Given problem:
Write out the entries verbatim and leave the images out of the copy.

==== Extracted data ====

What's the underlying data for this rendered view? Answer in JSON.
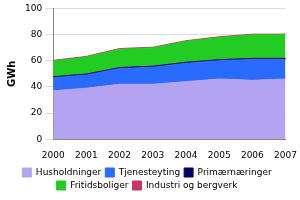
{
  "chart_data": {
    "type": "area",
    "y_label": "GWh",
    "categories": [
      "2000",
      "2001",
      "2002",
      "2003",
      "2004",
      "2005",
      "2006",
      "2007"
    ],
    "series": [
      {
        "name": "Husholdninger",
        "color": "#b3a3f0",
        "values": [
          37,
          39,
          42,
          42,
          44,
          46,
          45,
          46
        ]
      },
      {
        "name": "Tjenesteyting",
        "color": "#2a6bff",
        "values": [
          10,
          10,
          12,
          13,
          14,
          14,
          16,
          15
        ]
      },
      {
        "name": "Primærnæringer",
        "color": "#000066",
        "values": [
          0.8,
          0.8,
          0.8,
          0.8,
          0.8,
          0.8,
          0.8,
          0.8
        ]
      },
      {
        "name": "Fritidsboliger",
        "color": "#22cc22",
        "values": [
          12,
          13,
          14,
          14,
          16,
          17,
          18,
          18
        ]
      },
      {
        "name": "Industri og bergverk",
        "color": "#cc3366",
        "values": [
          0.5,
          0.5,
          0.5,
          0.5,
          0.5,
          0.5,
          0.5,
          0.5
        ]
      }
    ],
    "ylim": [
      0,
      100
    ],
    "yticks": [
      0,
      20,
      40,
      60,
      80,
      100
    ],
    "grid": true,
    "stacked": true,
    "legend": "bottom"
  }
}
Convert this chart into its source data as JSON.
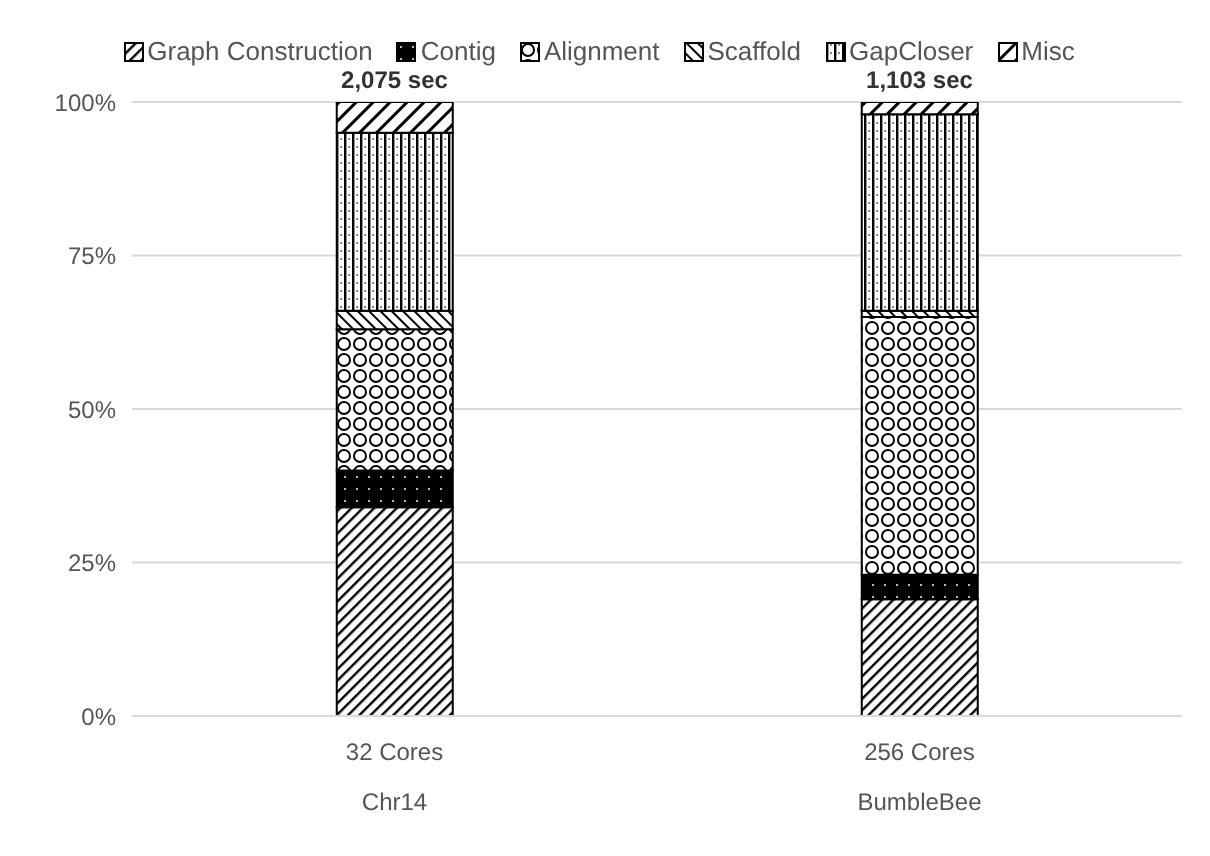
{
  "chart_data": {
    "type": "bar",
    "stacked": true,
    "categories": [
      "32 Cores",
      "256 Cores"
    ],
    "series": [
      {
        "name": "Graph Construction",
        "color": "#000000",
        "values": [
          34,
          19
        ]
      },
      {
        "name": "Contig",
        "color": "#000000",
        "values": [
          6,
          4
        ]
      },
      {
        "name": "Alignment",
        "color": "#000000",
        "values": [
          23,
          42
        ]
      },
      {
        "name": "Scaffold",
        "color": "#000000",
        "values": [
          3,
          1
        ]
      },
      {
        "name": "GapCloser",
        "color": "#000000",
        "values": [
          29,
          32
        ]
      },
      {
        "name": "Misc",
        "color": "#000000",
        "values": [
          5,
          2
        ]
      }
    ],
    "annotations": [
      "Chr14",
      "BumbleBee",
      {
        "text": "2,075 sec",
        "x": "32 Cores",
        "y": 100
      },
      {
        "text": "1,103 sec",
        "x": "256 Cores",
        "y": 100
      }
    ],
    "ylim": [
      0,
      100
    ],
    "yticks": [
      {
        "value": 0,
        "label": "0%"
      },
      {
        "value": 25,
        "label": "25%"
      },
      {
        "value": 50,
        "label": "50%"
      },
      {
        "value": 75,
        "label": "75%"
      },
      {
        "value": 100,
        "label": "100%"
      }
    ],
    "grid": "y",
    "legend": "top"
  }
}
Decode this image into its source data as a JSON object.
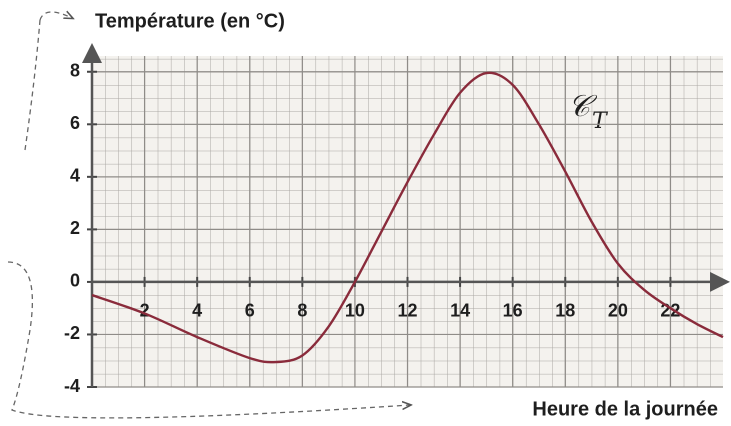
{
  "chart_data": {
    "type": "line",
    "title": "Température (en °C)",
    "x_label": "Heure de la journée",
    "curve_label": "𝒞",
    "curve_label_sub": "T",
    "x": [
      0,
      2,
      4,
      6,
      7,
      8,
      9,
      10,
      11,
      12,
      13,
      14,
      15,
      16,
      17,
      18,
      19,
      20,
      21,
      22,
      23,
      24
    ],
    "series": [
      {
        "color": "#8a2b3b",
        "values": [
          -0.5,
          -1.2,
          -2.1,
          -2.9,
          -3.05,
          -2.8,
          -1.7,
          0,
          1.9,
          3.8,
          5.6,
          7.2,
          7.95,
          7.5,
          6.0,
          4.2,
          2.3,
          0.7,
          -0.3,
          -1.0,
          -1.6,
          -2.1
        ]
      }
    ],
    "xlim": [
      0,
      24
    ],
    "ylim": [
      -4,
      8.6
    ],
    "xticks": [
      2,
      4,
      6,
      8,
      10,
      12,
      14,
      16,
      18,
      20,
      22
    ],
    "yticks": [
      -4,
      -2,
      0,
      2,
      4,
      6,
      8
    ],
    "grid": true
  }
}
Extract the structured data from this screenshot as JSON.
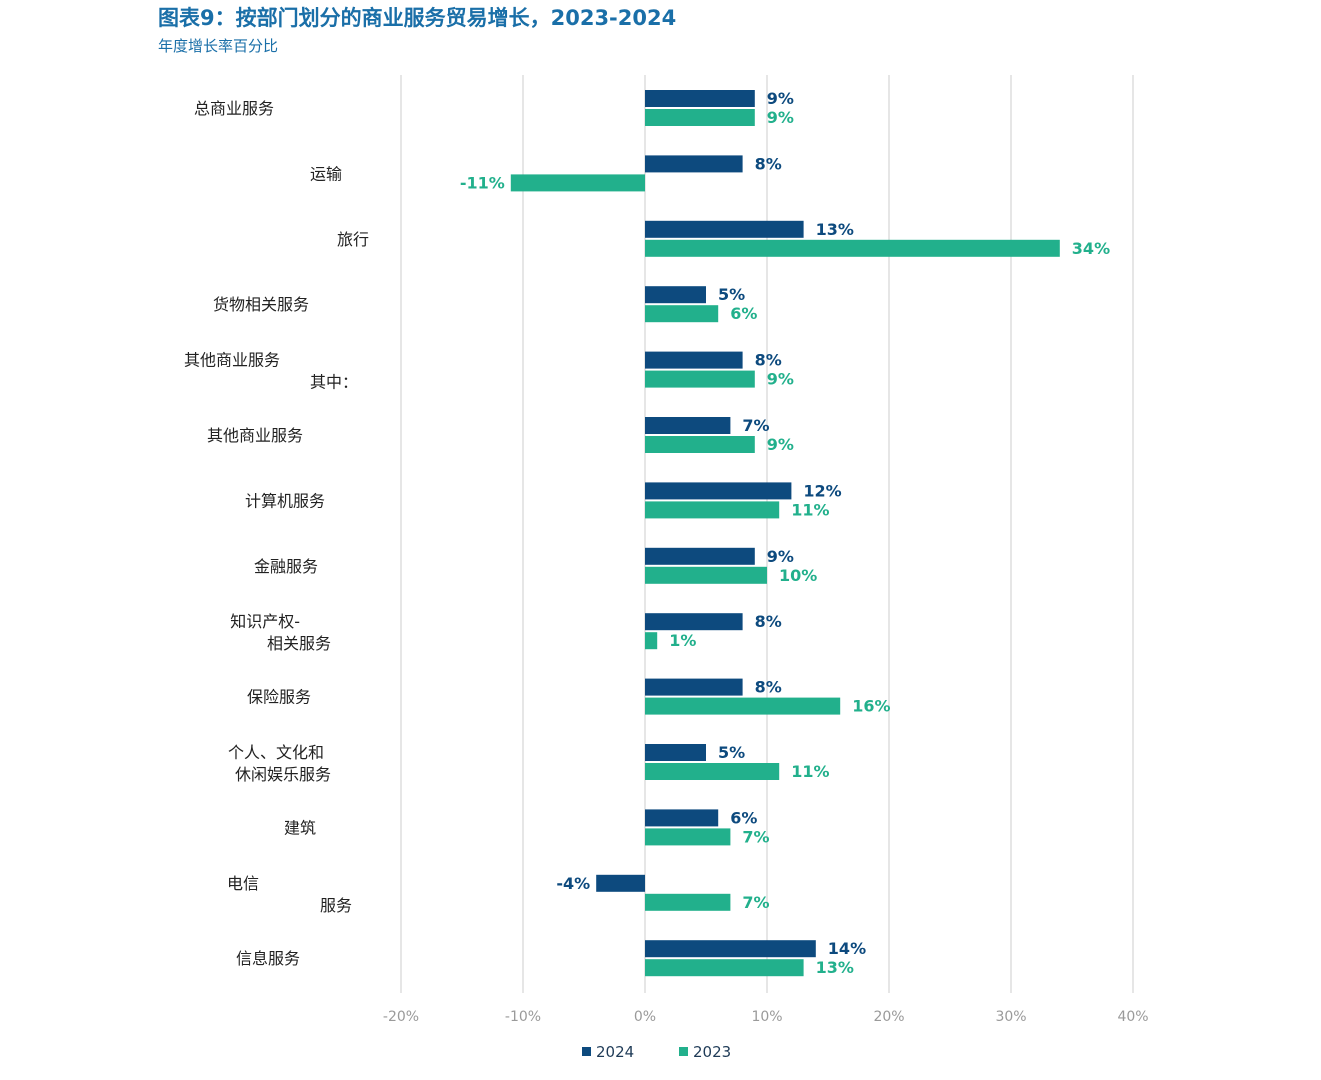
{
  "title": "图表9：按部门划分的商业服务贸易增长，2023-2024",
  "subtitle": "年度增长率百分比",
  "colors": {
    "s2024": "#0d4a7e",
    "s2023": "#22b08c",
    "grid": "#cccccc",
    "tick": "#9a9a9a"
  },
  "chart_data": {
    "type": "bar",
    "orientation": "horizontal",
    "title": "图表9：按部门划分的商业服务贸易增长，2023-2024",
    "subtitle": "年度增长率百分比",
    "xlim": [
      -20,
      40
    ],
    "xticks": [
      -20,
      -10,
      0,
      10,
      20,
      30,
      40
    ],
    "xtick_labels": [
      "-20%",
      "-10%",
      "0%",
      "10%",
      "20%",
      "30%",
      "40%"
    ],
    "grid": true,
    "legend_position": "bottom",
    "categories": [
      [
        "总商业服务"
      ],
      [
        "运输"
      ],
      [
        "旅行"
      ],
      [
        "货物相关服务"
      ],
      [
        "其他商业服务",
        "其中："
      ],
      [
        "其他商业服务"
      ],
      [
        "计算机服务"
      ],
      [
        "金融服务"
      ],
      [
        "知识产权-",
        "相关服务"
      ],
      [
        "保险服务"
      ],
      [
        "个人、文化和",
        "休闲娱乐服务"
      ],
      [
        "建筑"
      ],
      [
        "电信",
        "服务"
      ],
      [
        "信息服务"
      ]
    ],
    "series": [
      {
        "name": "2024",
        "values": [
          9,
          8,
          13,
          5,
          8,
          7,
          12,
          9,
          8,
          8,
          5,
          6,
          -4,
          14
        ],
        "labels": [
          "9%",
          "8%",
          "13%",
          "5%",
          "8%",
          "7%",
          "12%",
          "9%",
          "8%",
          "8%",
          "5%",
          "6%",
          "-4%",
          "14%"
        ]
      },
      {
        "name": "2023",
        "values": [
          9,
          -11,
          34,
          6,
          9,
          9,
          11,
          10,
          1,
          16,
          11,
          7,
          7,
          13
        ],
        "labels": [
          "9%",
          "-11%",
          "34%",
          "6%",
          "9%",
          "9%",
          "11%",
          "10%",
          "1%",
          "16%",
          "11%",
          "7%",
          "7%",
          "13%"
        ]
      }
    ]
  }
}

====

Finished exercise:
What's the underlying data for this rendered view? Answer in JSON.
{
  "chart_data": {
    "type": "area",
    "y_label": "GWh",
    "categories": [
      "2000",
      "2001",
      "2002",
      "2003",
      "2004",
      "2005",
      "2006",
      "2007"
    ],
    "series": [
      {
        "name": "Husholdninger",
        "color": "#b3a3f0",
        "values": [
          37,
          39,
          42,
          42,
          44,
          46,
          45,
          46
        ]
      },
      {
        "name": "Tjenesteyting",
        "color": "#2a6bff",
        "values": [
          10,
          10,
          12,
          13,
          14,
          14,
          16,
          15
        ]
      },
      {
        "name": "Primærnæringer",
        "color": "#000066",
        "values": [
          0.8,
          0.8,
          0.8,
          0.8,
          0.8,
          0.8,
          0.8,
          0.8
        ]
      },
      {
        "name": "Fritidsboliger",
        "color": "#22cc22",
        "values": [
          12,
          13,
          14,
          14,
          16,
          17,
          18,
          18
        ]
      },
      {
        "name": "Industri og bergverk",
        "color": "#cc3366",
        "values": [
          0.5,
          0.5,
          0.5,
          0.5,
          0.5,
          0.5,
          0.5,
          0.5
        ]
      }
    ],
    "ylim": [
      0,
      100
    ],
    "yticks": [
      0,
      20,
      40,
      60,
      80,
      100
    ],
    "grid": true,
    "stacked": true,
    "legend": "bottom"
  }
}
Convert this chart into its source data as JSON.
{
  "chart_data": {
    "type": "bar",
    "stacked": true,
    "categories": [
      "32 Cores",
      "256 Cores"
    ],
    "series": [
      {
        "name": "Graph Construction",
        "color": "#000000",
        "values": [
          34,
          19
        ]
      },
      {
        "name": "Contig",
        "color": "#000000",
        "values": [
          6,
          4
        ]
      },
      {
        "name": "Alignment",
        "color": "#000000",
        "values": [
          23,
          42
        ]
      },
      {
        "name": "Scaffold",
        "color": "#000000",
        "values": [
          3,
          1
        ]
      },
      {
        "name": "GapCloser",
        "color": "#000000",
        "values": [
          29,
          32
        ]
      },
      {
        "name": "Misc",
        "color": "#000000",
        "values": [
          5,
          2
        ]
      }
    ],
    "annotations": [
      "Chr14",
      "BumbleBee",
      {
        "text": "2,075 sec",
        "x": "32 Cores",
        "y": 100
      },
      {
        "text": "1,103 sec",
        "x": "256 Cores",
        "y": 100
      }
    ],
    "ylim": [
      0,
      100
    ],
    "yticks": [
      {
        "value": 0,
        "label": "0%"
      },
      {
        "value": 25,
        "label": "25%"
      },
      {
        "value": 50,
        "label": "50%"
      },
      {
        "value": 75,
        "label": "75%"
      },
      {
        "value": 100,
        "label": "100%"
      }
    ],
    "grid": "y",
    "legend": "top"
  }
}
Decode this image into its source data as a JSON object.
{
  "chart_data": {
    "type": "line",
    "title": "Température (en °C)",
    "x_label": "Heure de la journée",
    "curve_label": "𝒞",
    "curve_label_sub": "T",
    "x": [
      0,
      2,
      4,
      6,
      7,
      8,
      9,
      10,
      11,
      12,
      13,
      14,
      15,
      16,
      17,
      18,
      19,
      20,
      21,
      22,
      23,
      24
    ],
    "series": [
      {
        "color": "#8a2b3b",
        "values": [
          -0.5,
          -1.2,
          -2.1,
          -2.9,
          -3.05,
          -2.8,
          -1.7,
          0,
          1.9,
          3.8,
          5.6,
          7.2,
          7.95,
          7.5,
          6.0,
          4.2,
          2.3,
          0.7,
          -0.3,
          -1.0,
          -1.6,
          -2.1
        ]
      }
    ],
    "xlim": [
      0,
      24
    ],
    "ylim": [
      -4,
      8.6
    ],
    "xticks": [
      2,
      4,
      6,
      8,
      10,
      12,
      14,
      16,
      18,
      20,
      22
    ],
    "yticks": [
      -4,
      -2,
      0,
      2,
      4,
      6,
      8
    ],
    "grid": true
  }
}
Extract the structured data from this screenshot as JSON.
{
  "title": "图表9：按部门划分的商业服务贸易增长，2023-2024",
  "subtitle": "年度增长率百分比",
  "colors": {
    "s2024": "#0d4a7e",
    "s2023": "#22b08c",
    "grid": "#cccccc",
    "tick": "#9a9a9a"
  },
  "chart_data": {
    "type": "bar",
    "orientation": "horizontal",
    "title": "图表9：按部门划分的商业服务贸易增长，2023-2024",
    "subtitle": "年度增长率百分比",
    "xlim": [
      -20,
      40
    ],
    "xticks": [
      -20,
      -10,
      0,
      10,
      20,
      30,
      40
    ],
    "xtick_labels": [
      "-20%",
      "-10%",
      "0%",
      "10%",
      "20%",
      "30%",
      "40%"
    ],
    "grid": true,
    "legend_position": "bottom",
    "categories": [
      [
        "总商业服务"
      ],
      [
        "运输"
      ],
      [
        "旅行"
      ],
      [
        "货物相关服务"
      ],
      [
        "其他商业服务",
        "其中："
      ],
      [
        "其他商业服务"
      ],
      [
        "计算机服务"
      ],
      [
        "金融服务"
      ],
      [
        "知识产权-",
        "相关服务"
      ],
      [
        "保险服务"
      ],
      [
        "个人、文化和",
        "休闲娱乐服务"
      ],
      [
        "建筑"
      ],
      [
        "电信",
        "服务"
      ],
      [
        "信息服务"
      ]
    ],
    "series": [
      {
        "name": "2024",
        "values": [
          9,
          8,
          13,
          5,
          8,
          7,
          12,
          9,
          8,
          8,
          5,
          6,
          -4,
          14
        ],
        "labels": [
          "9%",
          "8%",
          "13%",
          "5%",
          "8%",
          "7%",
          "12%",
          "9%",
          "8%",
          "8%",
          "5%",
          "6%",
          "-4%",
          "14%"
        ]
      },
      {
        "name": "2023",
        "values": [
          9,
          -11,
          34,
          6,
          9,
          9,
          11,
          10,
          1,
          16,
          11,
          7,
          7,
          13
        ],
        "labels": [
          "9%",
          "-11%",
          "34%",
          "6%",
          "9%",
          "9%",
          "11%",
          "10%",
          "1%",
          "16%",
          "11%",
          "7%",
          "7%",
          "13%"
        ]
      }
    ]
  }
}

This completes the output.